Problem statement
Please give the data below again in full, exactly as it stands.

───── Records for this exercise

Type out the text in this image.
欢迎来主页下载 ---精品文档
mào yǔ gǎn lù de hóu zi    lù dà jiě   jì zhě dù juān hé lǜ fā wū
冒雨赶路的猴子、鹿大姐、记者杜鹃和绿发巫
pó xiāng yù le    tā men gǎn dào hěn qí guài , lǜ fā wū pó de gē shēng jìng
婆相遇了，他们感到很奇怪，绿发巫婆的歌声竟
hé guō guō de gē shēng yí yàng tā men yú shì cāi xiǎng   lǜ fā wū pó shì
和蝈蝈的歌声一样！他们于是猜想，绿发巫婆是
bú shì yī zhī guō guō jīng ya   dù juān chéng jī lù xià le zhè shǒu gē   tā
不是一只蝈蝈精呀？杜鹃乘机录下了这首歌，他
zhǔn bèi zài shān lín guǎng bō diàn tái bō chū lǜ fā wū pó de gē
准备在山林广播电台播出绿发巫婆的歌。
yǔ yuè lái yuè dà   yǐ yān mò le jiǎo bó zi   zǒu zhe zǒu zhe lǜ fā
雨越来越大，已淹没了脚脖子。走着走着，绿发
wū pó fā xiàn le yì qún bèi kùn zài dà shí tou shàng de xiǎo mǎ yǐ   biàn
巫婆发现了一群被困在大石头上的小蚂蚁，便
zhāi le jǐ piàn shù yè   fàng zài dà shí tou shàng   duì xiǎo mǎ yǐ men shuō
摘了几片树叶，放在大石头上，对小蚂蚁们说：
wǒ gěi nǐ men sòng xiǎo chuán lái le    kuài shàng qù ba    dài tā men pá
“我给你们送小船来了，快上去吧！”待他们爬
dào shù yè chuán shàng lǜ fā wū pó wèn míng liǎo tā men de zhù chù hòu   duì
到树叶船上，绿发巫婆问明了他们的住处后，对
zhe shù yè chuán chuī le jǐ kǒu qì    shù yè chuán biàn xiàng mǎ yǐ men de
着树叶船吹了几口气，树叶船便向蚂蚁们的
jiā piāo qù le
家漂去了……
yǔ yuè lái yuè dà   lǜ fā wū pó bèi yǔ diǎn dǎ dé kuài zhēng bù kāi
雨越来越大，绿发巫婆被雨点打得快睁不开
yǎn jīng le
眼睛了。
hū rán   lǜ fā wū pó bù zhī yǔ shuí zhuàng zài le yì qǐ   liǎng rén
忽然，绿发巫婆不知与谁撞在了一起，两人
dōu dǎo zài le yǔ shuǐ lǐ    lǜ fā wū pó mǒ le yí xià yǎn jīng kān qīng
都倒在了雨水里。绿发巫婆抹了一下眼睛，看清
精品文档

──────────

The reply
Type out the text in this image.
欢迎来主页下载 ---精品文档
mào yǔ gǎn lù de hóu zi    lù dà jiě   jì zhě dù juān hé lǜ fā wū
冒雨赶路的猴子、鹿大姐、记者杜鹃和绿发巫
pó xiāng yù le    tā men gǎn dào hěn qí guài , lǜ fā wū pó de gē shēng jìng
婆相遇了，他们感到很奇怪，绿发巫婆的歌声竟
hé guō guō de gē shēng yí yàng tā men yú shì cāi xiǎng   lǜ fā wū pó shì
和蝈蝈的歌声一样！他们于是猜想，绿发巫婆是
bú shì yī zhī guō guō jīng ya   dù juān chéng jī lù xià le zhè shǒu gē   tā
不是一只蝈蝈精呀？杜鹃乘机录下了这首歌，他
zhǔn bèi zài shān lín guǎng bō diàn tái bō chū lǜ fā wū pó de gē
准备在山林广播电台播出绿发巫婆的歌。
yǔ yuè lái yuè dà   yǐ yān mò le jiǎo bó zi   zǒu zhe zǒu zhe lǜ fā
雨越来越大，已淹没了脚脖子。走着走着，绿发
wū pó fā xiàn le yì qún bèi kùn zài dà shí tou shàng de xiǎo mǎ yǐ   biàn
巫婆发现了一群被困在大石头上的小蚂蚁，便
zhāi le jǐ piàn shù yè   fàng zài dà shí tou shàng   duì xiǎo mǎ yǐ men shuō
摘了几片树叶，放在大石头上，对小蚂蚁们说：
wǒ gěi nǐ men sòng xiǎo chuán lái le    kuài shàng qù ba    dài tā men pá
“我给你们送小船来了，快上去吧！”待他们爬
dào shù yè chuán shàng lǜ fā wū pó wèn míng liǎo tā men de zhù chù hòu   duì
到树叶船上，绿发巫婆问明了他们的住处后，对
zhe shù yè chuán chuī le jǐ kǒu qì    shù yè chuán biàn xiàng mǎ yǐ men de
着树叶船吹了几口气，树叶船便向蚂蚁们的
jiā piāo qù le
家漂去了……
yǔ yuè lái yuè dà   lǜ fā wū pó bèi yǔ diǎn dǎ dé kuài zhēng bù kāi
雨越来越大，绿发巫婆被雨点打得快睁不开
yǎn jīng le
眼睛了。
hū rán   lǜ fā wū pó bù zhī yǔ shuí zhuàng zài le yì qǐ   liǎng rén
忽然，绿发巫婆不知与谁撞在了一起，两人
dōu dǎo zài le yǔ shuǐ lǐ    lǜ fā wū pó mǒ le yí xià yǎn jīng kān qīng
都倒在了雨水里。绿发巫婆抹了一下眼睛，看清
精品文档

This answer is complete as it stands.